- **What is asked**
(a) In the Quaker newsletter item about the PepsiCo merger, how many Quaker employees attended the Town Hall Topics meeting in Chicago?
(b) Retype the stretch of the listing from its first line through the line containing "Text: GSM1151371: GSM1151371: [396, 211, 405, 267]", including both ends.

- **Source excerpt**
• • • •

The following communication was disseminated to Quaker Employees in the
Company's Midday Electronic Newsletter.

PEPSICO PRESIDENT STRESSES GROWTH, CONSISTENCY AND TALENT... Standing in front
of more than 1,300 Quaker employees at this morning's Town Hall Topics meeting
in Chicago, Quaker CEO Bob Morrison and PepsiCo President & Chief Operating
Officer Steve Reinemund talked about the growth opportunities related to
yesterday's merger announcement. Reinemund, the soon-to-be PepsiCo CEO, told
Quaker employees the three things that are top of mind for him as a PepsiCo
leader. Those items are as follows: growth (top line sales, business
opportunities and individual opportunities); consistency (financial performance,
product quality, and investment in the marketplace); and the people that make it
happen (the need to attract, develop and retain world-class people). Stressing
the third point, Reinemund gave Quaker employees a sense of the PepsiCo culture,
the people and the opportunities. Videotaped copies of the meeting are being
made and will be sent to all locations.

--------------------------------------------------------------------------------

Safe Harbor Statement

This release contains certain "forward-looking" statements within the meaning of
the Private Securities Litigation Reform Act of 1995. These statements are based
on management's current expectation and are naturally subject to uncertainty and
changes in circumstances. Actual results may vary materially from the
expectations contained herein. The forward-looking statements contained herein
include statements about future financial operating results and benefits of the
pending merger between PepsiCo, Inc. and The Quaker Oats Company. Factors that
could cause actual results to differ materially from those described herein
include: the inability to obtain shareholder or regulatory approvals; actions of
the U.S., foreign and local governments; the inability to successfully integrate
the businesses of PepsiCo, Inc. and The Quaker Oats Company; costs related to
the merger; the inability to achieve cost-cutting synergies resulting from the
merger; changing consumer or marketplace trends: and the general economic
environment. Neither PepsiCo, Inc. nor The Quaker Oats Company is under any
obligation to (and expressly disclaims any such obligation to) update or alter
its forward-looking statements, whether as a result of new information, future
events, or otherwise.

• • • •

- **Input**

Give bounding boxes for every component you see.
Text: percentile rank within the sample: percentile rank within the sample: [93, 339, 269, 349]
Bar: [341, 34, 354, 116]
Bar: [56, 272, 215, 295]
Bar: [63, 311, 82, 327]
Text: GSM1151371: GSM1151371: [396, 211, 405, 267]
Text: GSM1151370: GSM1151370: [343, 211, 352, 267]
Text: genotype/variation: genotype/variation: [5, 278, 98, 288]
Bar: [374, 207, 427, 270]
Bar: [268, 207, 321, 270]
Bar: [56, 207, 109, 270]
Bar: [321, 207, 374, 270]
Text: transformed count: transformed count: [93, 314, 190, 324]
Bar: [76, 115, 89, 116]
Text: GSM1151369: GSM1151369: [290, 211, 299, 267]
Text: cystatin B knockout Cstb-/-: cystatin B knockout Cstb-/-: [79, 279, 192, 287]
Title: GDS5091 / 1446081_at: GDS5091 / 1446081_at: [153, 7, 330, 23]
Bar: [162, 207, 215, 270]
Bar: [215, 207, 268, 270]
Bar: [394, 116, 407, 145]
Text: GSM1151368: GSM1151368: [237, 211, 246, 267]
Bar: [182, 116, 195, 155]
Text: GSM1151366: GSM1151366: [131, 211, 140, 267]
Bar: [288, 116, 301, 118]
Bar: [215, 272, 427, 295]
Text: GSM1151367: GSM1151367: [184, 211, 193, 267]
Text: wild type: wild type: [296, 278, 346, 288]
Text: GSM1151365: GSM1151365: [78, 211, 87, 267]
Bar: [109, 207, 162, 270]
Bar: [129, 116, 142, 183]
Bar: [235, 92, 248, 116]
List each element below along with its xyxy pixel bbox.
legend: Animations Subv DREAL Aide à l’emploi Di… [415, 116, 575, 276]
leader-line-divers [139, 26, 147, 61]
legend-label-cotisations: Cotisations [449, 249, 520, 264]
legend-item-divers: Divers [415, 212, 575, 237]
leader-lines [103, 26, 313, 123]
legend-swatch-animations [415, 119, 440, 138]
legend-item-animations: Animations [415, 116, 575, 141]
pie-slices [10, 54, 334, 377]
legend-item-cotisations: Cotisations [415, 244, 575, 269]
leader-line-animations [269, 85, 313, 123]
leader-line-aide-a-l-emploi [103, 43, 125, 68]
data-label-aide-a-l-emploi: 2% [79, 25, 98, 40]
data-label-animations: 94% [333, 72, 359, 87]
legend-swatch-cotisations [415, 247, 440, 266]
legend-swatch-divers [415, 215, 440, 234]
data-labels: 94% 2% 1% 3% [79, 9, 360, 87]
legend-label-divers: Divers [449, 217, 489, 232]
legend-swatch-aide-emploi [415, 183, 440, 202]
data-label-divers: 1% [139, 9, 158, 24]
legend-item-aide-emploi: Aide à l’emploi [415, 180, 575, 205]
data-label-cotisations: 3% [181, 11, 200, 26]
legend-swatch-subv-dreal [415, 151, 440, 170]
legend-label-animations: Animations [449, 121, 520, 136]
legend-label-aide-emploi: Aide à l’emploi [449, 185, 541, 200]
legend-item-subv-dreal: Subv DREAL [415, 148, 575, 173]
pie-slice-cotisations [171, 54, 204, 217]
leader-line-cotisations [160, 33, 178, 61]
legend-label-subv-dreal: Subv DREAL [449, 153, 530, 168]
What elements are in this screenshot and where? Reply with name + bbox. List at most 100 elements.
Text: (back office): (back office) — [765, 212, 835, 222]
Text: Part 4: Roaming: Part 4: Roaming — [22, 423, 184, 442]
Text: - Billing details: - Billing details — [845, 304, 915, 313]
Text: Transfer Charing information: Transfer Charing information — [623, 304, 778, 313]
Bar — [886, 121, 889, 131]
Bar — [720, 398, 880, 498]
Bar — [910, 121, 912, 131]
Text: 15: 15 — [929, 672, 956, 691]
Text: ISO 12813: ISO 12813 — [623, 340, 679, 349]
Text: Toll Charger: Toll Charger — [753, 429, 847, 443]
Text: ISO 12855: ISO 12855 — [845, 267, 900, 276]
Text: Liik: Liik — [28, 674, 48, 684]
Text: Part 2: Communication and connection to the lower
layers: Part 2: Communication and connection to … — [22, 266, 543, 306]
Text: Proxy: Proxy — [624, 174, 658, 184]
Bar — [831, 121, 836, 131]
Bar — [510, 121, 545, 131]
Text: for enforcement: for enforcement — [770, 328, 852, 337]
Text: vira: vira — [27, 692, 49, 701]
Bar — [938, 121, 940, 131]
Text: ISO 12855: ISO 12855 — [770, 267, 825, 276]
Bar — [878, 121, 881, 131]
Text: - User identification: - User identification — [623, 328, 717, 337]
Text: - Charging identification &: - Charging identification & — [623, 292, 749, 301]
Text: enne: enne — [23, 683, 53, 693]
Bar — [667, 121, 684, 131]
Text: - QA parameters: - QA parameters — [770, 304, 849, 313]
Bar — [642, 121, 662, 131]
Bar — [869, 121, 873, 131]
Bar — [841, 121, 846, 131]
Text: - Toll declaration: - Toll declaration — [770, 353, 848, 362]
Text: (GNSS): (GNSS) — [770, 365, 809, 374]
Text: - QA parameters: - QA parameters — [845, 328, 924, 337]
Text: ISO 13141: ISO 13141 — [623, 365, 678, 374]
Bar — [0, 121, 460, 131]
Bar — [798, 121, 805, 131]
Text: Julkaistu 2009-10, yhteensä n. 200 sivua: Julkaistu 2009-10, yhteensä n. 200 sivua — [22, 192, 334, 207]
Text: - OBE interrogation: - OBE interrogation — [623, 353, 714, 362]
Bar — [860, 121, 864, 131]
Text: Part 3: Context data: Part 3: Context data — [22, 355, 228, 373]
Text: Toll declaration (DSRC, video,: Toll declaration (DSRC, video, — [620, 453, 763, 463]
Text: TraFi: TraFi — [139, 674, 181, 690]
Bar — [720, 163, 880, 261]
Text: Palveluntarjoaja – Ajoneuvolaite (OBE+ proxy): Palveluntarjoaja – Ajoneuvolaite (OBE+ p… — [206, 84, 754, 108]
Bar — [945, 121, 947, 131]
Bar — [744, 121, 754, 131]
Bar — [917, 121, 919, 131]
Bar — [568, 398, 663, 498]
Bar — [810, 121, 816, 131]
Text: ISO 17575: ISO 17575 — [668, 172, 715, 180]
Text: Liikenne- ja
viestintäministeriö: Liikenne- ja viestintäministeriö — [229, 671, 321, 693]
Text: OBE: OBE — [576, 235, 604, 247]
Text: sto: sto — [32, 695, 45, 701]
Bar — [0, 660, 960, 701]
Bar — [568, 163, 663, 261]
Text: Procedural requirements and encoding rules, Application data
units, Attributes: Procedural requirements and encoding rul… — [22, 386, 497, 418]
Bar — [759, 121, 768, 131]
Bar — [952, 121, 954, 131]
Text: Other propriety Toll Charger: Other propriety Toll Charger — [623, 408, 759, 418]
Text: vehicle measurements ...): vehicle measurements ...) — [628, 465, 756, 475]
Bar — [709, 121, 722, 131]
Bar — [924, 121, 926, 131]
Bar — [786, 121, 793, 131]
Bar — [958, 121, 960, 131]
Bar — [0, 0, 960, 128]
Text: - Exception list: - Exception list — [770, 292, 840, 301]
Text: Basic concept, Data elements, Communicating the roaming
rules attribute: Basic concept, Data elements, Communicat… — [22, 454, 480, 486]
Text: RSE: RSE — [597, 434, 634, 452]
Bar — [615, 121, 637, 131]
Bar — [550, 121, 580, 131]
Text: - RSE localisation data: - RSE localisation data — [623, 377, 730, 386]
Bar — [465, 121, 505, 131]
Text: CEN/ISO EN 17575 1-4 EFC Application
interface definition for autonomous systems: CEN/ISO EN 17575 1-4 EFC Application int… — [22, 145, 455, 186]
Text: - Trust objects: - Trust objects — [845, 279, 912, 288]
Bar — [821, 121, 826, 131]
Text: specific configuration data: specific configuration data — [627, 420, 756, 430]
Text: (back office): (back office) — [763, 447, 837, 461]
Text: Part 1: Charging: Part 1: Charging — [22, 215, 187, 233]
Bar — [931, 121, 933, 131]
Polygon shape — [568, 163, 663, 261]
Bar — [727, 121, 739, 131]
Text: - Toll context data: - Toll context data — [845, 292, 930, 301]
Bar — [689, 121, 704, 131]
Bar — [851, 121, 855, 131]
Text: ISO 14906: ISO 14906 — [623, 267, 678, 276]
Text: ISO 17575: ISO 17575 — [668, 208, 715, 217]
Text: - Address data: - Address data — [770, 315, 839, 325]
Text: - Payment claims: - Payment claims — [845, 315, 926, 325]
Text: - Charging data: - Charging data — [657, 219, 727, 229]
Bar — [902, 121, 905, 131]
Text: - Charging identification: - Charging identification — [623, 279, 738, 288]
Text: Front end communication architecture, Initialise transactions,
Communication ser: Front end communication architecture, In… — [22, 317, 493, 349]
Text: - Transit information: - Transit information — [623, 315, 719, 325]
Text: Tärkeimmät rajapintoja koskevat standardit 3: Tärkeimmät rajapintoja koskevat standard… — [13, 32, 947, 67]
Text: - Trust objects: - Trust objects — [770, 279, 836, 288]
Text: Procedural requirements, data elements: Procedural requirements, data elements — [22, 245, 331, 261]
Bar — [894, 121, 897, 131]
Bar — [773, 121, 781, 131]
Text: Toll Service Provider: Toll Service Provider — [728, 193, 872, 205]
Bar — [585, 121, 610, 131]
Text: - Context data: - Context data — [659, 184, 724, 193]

• • • •

- **Answers below**
(a) More than 1,300.

(b)
Give bounding boxes for every component you see.
Text: percentile rank within the sample: percentile rank within the sample: [93, 339, 269, 349]
Bar: [341, 34, 354, 116]
Bar: [56, 272, 215, 295]
Bar: [63, 311, 82, 327]
Text: GSM1151371: GSM1151371: [396, 211, 405, 267]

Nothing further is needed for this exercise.